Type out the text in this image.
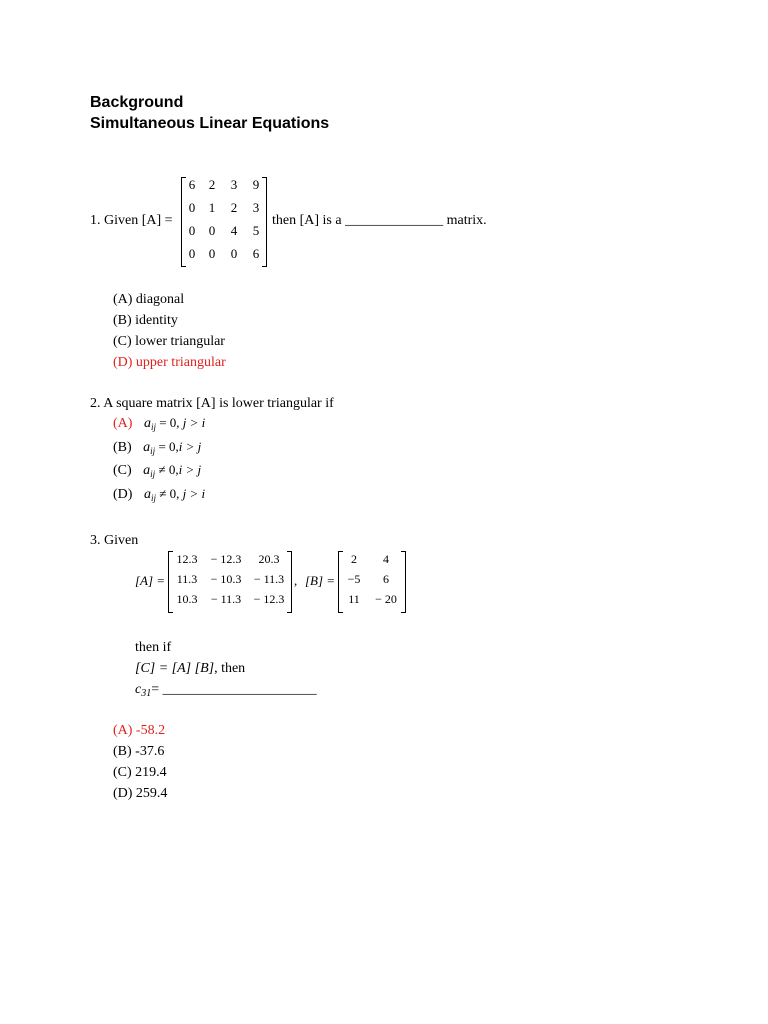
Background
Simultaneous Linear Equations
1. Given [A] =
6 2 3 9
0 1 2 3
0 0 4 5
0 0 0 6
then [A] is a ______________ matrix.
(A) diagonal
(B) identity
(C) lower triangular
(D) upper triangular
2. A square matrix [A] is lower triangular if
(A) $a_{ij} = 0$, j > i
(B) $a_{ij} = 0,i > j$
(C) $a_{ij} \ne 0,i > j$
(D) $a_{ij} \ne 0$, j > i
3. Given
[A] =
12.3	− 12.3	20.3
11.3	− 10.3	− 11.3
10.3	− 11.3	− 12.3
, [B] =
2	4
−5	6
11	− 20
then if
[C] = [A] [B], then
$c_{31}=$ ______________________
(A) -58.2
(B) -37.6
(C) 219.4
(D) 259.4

...

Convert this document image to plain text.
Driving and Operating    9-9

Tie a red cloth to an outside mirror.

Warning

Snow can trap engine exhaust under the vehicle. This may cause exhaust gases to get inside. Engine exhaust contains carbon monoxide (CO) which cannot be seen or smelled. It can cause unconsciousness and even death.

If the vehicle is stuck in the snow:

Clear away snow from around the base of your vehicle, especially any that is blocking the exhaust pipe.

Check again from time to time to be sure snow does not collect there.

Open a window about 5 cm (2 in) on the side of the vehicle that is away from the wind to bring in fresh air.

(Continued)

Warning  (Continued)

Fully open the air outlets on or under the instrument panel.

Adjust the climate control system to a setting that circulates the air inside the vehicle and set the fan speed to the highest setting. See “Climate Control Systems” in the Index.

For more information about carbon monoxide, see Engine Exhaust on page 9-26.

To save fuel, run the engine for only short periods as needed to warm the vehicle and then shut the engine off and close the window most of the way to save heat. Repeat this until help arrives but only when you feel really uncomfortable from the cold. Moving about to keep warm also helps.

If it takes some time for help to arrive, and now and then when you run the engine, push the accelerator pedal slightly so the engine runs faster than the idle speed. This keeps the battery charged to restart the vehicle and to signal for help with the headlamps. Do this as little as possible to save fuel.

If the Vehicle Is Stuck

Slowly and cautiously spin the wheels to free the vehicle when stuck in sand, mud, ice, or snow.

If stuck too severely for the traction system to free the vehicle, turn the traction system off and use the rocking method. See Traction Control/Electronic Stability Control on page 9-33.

* * *

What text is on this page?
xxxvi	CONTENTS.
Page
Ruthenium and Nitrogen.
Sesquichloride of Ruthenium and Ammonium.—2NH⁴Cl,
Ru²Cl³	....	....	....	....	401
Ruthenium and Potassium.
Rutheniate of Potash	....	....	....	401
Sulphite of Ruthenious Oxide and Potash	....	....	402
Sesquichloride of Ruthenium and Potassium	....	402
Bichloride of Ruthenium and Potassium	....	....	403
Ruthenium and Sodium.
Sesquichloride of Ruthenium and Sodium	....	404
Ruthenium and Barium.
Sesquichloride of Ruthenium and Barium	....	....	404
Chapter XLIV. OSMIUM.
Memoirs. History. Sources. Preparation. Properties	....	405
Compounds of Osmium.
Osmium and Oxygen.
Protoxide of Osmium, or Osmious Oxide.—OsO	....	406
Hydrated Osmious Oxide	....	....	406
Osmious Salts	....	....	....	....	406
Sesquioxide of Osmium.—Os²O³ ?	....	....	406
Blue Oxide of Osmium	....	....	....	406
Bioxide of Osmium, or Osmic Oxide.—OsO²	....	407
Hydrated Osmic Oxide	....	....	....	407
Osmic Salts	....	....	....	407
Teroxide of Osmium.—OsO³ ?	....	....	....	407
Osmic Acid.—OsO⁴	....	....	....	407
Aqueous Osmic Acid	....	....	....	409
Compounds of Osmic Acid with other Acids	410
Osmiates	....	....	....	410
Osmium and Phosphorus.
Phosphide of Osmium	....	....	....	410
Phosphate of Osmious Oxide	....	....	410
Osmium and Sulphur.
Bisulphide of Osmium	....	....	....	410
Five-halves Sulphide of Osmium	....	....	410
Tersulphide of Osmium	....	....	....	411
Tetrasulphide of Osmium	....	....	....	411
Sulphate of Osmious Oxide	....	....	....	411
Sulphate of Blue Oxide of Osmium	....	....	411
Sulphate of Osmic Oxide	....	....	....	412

*EXERCISE PROMPT*. Your answer should be a single number: the count of lines in the listing that contain the word "Barium".

*CORRECT OUTPUT*. 2